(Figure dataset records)
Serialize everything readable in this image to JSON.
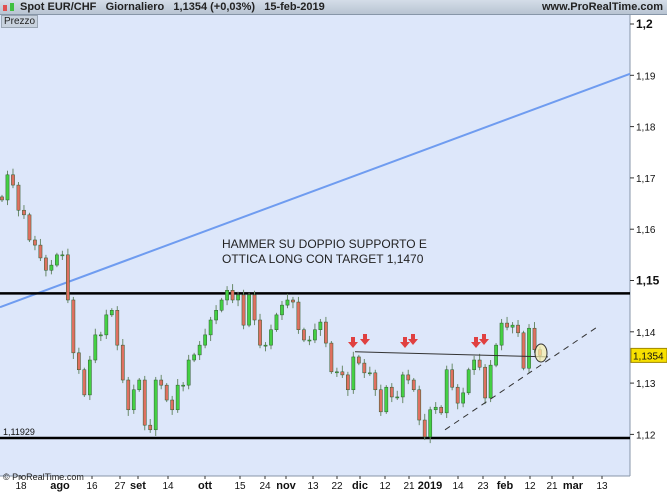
{
  "header": {
    "instrument": "Spot EUR/CHF",
    "timeframe": "Giornaliero",
    "last": "1,1354 (+0,03%)",
    "date": "15-feb-2019",
    "site": "www.ProRealTime.com"
  },
  "panel_label": "Prezzo",
  "copyright": "© ProRealTime.com",
  "annotation": {
    "line1": "HAMMER SU DOPPIO SUPPORTO E",
    "line2": "OTTICA LONG CON TARGET 1,1470"
  },
  "chart_data": {
    "type": "candlestick",
    "ylim": [
      1.1115,
      1.2015
    ],
    "y_ticks": [
      "1,2",
      "1,19",
      "1,18",
      "1,17",
      "1,16",
      "1,15",
      "1,14",
      "1,13",
      "1,12"
    ],
    "y_tick_values": [
      1.2,
      1.19,
      1.18,
      1.17,
      1.16,
      1.15,
      1.14,
      1.13,
      1.12
    ],
    "x_tick_labels": [
      "18",
      "ago",
      "16",
      "27",
      "set",
      "14",
      "ott",
      "15",
      "24",
      "nov",
      "13",
      "22",
      "dic",
      "12",
      "21",
      "2019",
      "14",
      "23",
      "feb",
      "12",
      "21",
      "mar",
      "13"
    ],
    "x_tick_bold": [
      "ago",
      "set",
      "ott",
      "nov",
      "dic",
      "2019",
      "feb",
      "mar"
    ],
    "close": [
      1.1657,
      1.1706,
      1.1686,
      1.1637,
      1.1628,
      1.1579,
      1.1569,
      1.1544,
      1.152,
      1.153,
      1.155,
      1.155,
      1.1462,
      1.1359,
      1.1326,
      1.1277,
      1.1345,
      1.1394,
      1.1394,
      1.1433,
      1.1442,
      1.1374,
      1.1306,
      1.1248,
      1.1287,
      1.1306,
      1.1218,
      1.1209,
      1.1306,
      1.1296,
      1.1267,
      1.1248,
      1.1296,
      1.1296,
      1.1345,
      1.1355,
      1.1374,
      1.1394,
      1.1423,
      1.1442,
      1.1462,
      1.1481,
      1.1462,
      1.1472,
      1.1413,
      1.1472,
      1.1423,
      1.1374,
      1.1374,
      1.1404,
      1.1433,
      1.1452,
      1.1462,
      1.1458,
      1.1404,
      1.1384,
      1.1384,
      1.1404,
      1.1419,
      1.1378,
      1.1322,
      1.1322,
      1.1316,
      1.1287,
      1.1351,
      1.1339,
      1.132,
      1.132,
      1.1287,
      1.1244,
      1.1292,
      1.1273,
      1.1273,
      1.1316,
      1.1306,
      1.1287,
      1.1228,
      1.1195,
      1.1248,
      1.1253,
      1.1242,
      1.1326,
      1.1292,
      1.1261,
      1.1281,
      1.1326,
      1.1345,
      1.1331,
      1.1271,
      1.1335,
      1.1374,
      1.1417,
      1.1409,
      1.1413,
      1.1398,
      1.1329,
      1.1407,
      1.1365,
      1.1354
    ],
    "last_price_label": "1,1354",
    "resistance": 1.1475,
    "support": 1.11929,
    "support_label": "1,11929",
    "trendline_blue": {
      "from": 1.1448,
      "to": 1.1903
    },
    "neckline": {
      "from": 1.1361,
      "to": 1.1351
    },
    "rising_dashed": {
      "from": 1.1209,
      "to": 1.1413
    },
    "colors": {
      "up": "#44d044",
      "down": "#e07060",
      "background": "#dde7fa",
      "trendline": "#6f9cf0",
      "last_price": "#f7e000"
    }
  }
}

_Exercise prompt_
Your task is to pick out every line with the string "ProRealTime" and copy it.

_Task result_
    "site": "www.ProRealTime.com"
  "copyright": "© ProRealTime.com",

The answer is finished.